_What to produce:_ Return the listing word for word, as given.

_Exercise material:_
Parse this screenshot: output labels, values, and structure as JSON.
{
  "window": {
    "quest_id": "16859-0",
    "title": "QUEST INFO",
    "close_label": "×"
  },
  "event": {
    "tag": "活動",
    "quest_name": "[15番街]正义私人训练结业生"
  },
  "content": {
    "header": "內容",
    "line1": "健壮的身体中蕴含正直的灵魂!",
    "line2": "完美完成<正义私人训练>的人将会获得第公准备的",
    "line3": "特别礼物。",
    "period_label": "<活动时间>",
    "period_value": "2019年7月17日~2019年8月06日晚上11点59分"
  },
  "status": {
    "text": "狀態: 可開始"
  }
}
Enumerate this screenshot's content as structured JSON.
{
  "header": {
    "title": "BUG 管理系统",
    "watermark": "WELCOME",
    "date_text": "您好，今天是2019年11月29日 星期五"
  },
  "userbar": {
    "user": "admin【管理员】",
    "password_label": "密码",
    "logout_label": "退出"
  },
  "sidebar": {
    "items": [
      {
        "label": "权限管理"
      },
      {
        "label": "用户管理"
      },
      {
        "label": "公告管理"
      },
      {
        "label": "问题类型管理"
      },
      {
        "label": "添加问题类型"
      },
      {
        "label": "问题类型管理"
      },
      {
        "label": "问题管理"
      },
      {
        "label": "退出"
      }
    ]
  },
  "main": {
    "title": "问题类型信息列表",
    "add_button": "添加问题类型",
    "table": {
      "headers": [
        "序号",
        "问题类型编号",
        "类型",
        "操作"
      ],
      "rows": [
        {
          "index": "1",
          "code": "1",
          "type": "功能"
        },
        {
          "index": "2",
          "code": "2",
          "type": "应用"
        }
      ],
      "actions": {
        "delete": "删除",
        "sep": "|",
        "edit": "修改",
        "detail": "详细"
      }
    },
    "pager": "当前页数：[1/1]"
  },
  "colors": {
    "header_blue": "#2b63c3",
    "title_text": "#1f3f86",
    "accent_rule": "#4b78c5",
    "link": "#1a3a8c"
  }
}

_Exercise response:_
Parse this screenshot: output labels, values, and structure as JSON.
{
  "window": {
    "quest_id": "16859-0",
    "title": "QUEST INFO",
    "close_label": "×"
  },
  "event": {
    "tag": "活動",
    "quest_name": "[15番街]正义私人训练结业生"
  },
  "content": {
    "header": "內容",
    "line1": "健壮的身体中蕴含正直的灵魂!",
    "line2": "完美完成<正义私人训练>的人将会获得第公准备的",
    "line3": "特别礼物。",
    "period_label": "<活动时间>",
    "period_value": "2019年7月17日~2019年8月06日晚上11点59分"
  },
  "status": {
    "text": "狀態: 可開始"
  }
}
Enumerate this screenshot's content as structured JSON.
{
  "header": {
    "title": "BUG 管理系统",
    "watermark": "WELCOME",
    "date_text": "您好，今天是2019年11月29日 星期五"
  },
  "userbar": {
    "user": "admin【管理员】",
    "password_label": "密码",
    "logout_label": "退出"
  },
  "sidebar": {
    "items": [
      {
        "label": "权限管理"
      },
      {
        "label": "用户管理"
      },
      {
        "label": "公告管理"
      },
      {
        "label": "问题类型管理"
      },
      {
        "label": "添加问题类型"
      },
      {
        "label": "问题类型管理"
      },
      {
        "label": "问题管理"
      },
      {
        "label": "退出"
      }
    ]
  },
  "main": {
    "title": "问题类型信息列表",
    "add_button": "添加问题类型",
    "table": {
      "headers": [
        "序号",
        "问题类型编号",
        "类型",
        "操作"
      ],
      "rows": [
        {
          "index": "1",
          "code": "1",
          "type": "功能"
        },
        {
          "index": "2",
          "code": "2",
          "type": "应用"
        }
      ],
      "actions": {
        "delete": "删除",
        "sep": "|",
        "edit": "修改",
        "detail": "详细"
      }
    },
    "pager": "当前页数：[1/1]"
  },
  "colors": {
    "header_blue": "#2b63c3",
    "title_text": "#1f3f86",
    "accent_rule": "#4b78c5",
    "link": "#1a3a8c"
  }
}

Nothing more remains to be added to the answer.